§ **STATED EXERCISE**:
Output every entry exactly as written.
-- Start PROVIDED INFORMATION --
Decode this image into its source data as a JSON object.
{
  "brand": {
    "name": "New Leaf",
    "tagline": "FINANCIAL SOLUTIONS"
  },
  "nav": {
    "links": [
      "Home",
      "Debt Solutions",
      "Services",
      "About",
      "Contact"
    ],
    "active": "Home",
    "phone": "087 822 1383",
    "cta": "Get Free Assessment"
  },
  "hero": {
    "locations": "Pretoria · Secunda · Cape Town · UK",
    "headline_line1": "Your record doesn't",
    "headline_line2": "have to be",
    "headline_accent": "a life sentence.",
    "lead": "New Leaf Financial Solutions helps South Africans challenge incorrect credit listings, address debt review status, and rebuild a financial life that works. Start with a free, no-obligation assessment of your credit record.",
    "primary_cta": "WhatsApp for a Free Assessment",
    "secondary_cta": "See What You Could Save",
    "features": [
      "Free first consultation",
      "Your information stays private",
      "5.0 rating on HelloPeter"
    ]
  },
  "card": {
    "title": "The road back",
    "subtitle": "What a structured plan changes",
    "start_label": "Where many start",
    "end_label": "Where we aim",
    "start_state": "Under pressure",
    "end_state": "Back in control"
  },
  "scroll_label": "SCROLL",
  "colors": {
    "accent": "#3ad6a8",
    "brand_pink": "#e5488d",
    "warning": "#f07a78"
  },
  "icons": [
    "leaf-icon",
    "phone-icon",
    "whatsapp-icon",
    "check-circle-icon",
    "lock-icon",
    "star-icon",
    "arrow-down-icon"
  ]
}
-- End PROVIDED INFORMATION --
§ **TASK RESULT**:
Decode this image into its source data as a JSON object.
{
  "brand": {
    "name": "New Leaf",
    "tagline": "FINANCIAL SOLUTIONS"
  },
  "nav": {
    "links": [
      "Home",
      "Debt Solutions",
      "Services",
      "About",
      "Contact"
    ],
    "active": "Home",
    "phone": "087 822 1383",
    "cta": "Get Free Assessment"
  },
  "hero": {
    "locations": "Pretoria · Secunda · Cape Town · UK",
    "headline_line1": "Your record doesn't",
    "headline_line2": "have to be",
    "headline_accent": "a life sentence.",
    "lead": "New Leaf Financial Solutions helps South Africans challenge incorrect credit listings, address debt review status, and rebuild a financial life that works. Start with a free, no-obligation assessment of your credit record.",
    "primary_cta": "WhatsApp for a Free Assessment",
    "secondary_cta": "See What You Could Save",
    "features": [
      "Free first consultation",
      "Your information stays private",
      "5.0 rating on HelloPeter"
    ]
  },
  "card": {
    "title": "The road back",
    "subtitle": "What a structured plan changes",
    "start_label": "Where many start",
    "end_label": "Where we aim",
    "start_state": "Under pressure",
    "end_state": "Back in control"
  },
  "scroll_label": "SCROLL",
  "colors": {
    "accent": "#3ad6a8",
    "brand_pink": "#e5488d",
    "warning": "#f07a78"
  },
  "icons": [
    "leaf-icon",
    "phone-icon",
    "whatsapp-icon",
    "check-circle-icon",
    "lock-icon",
    "star-icon",
    "arrow-down-icon"
  ]
}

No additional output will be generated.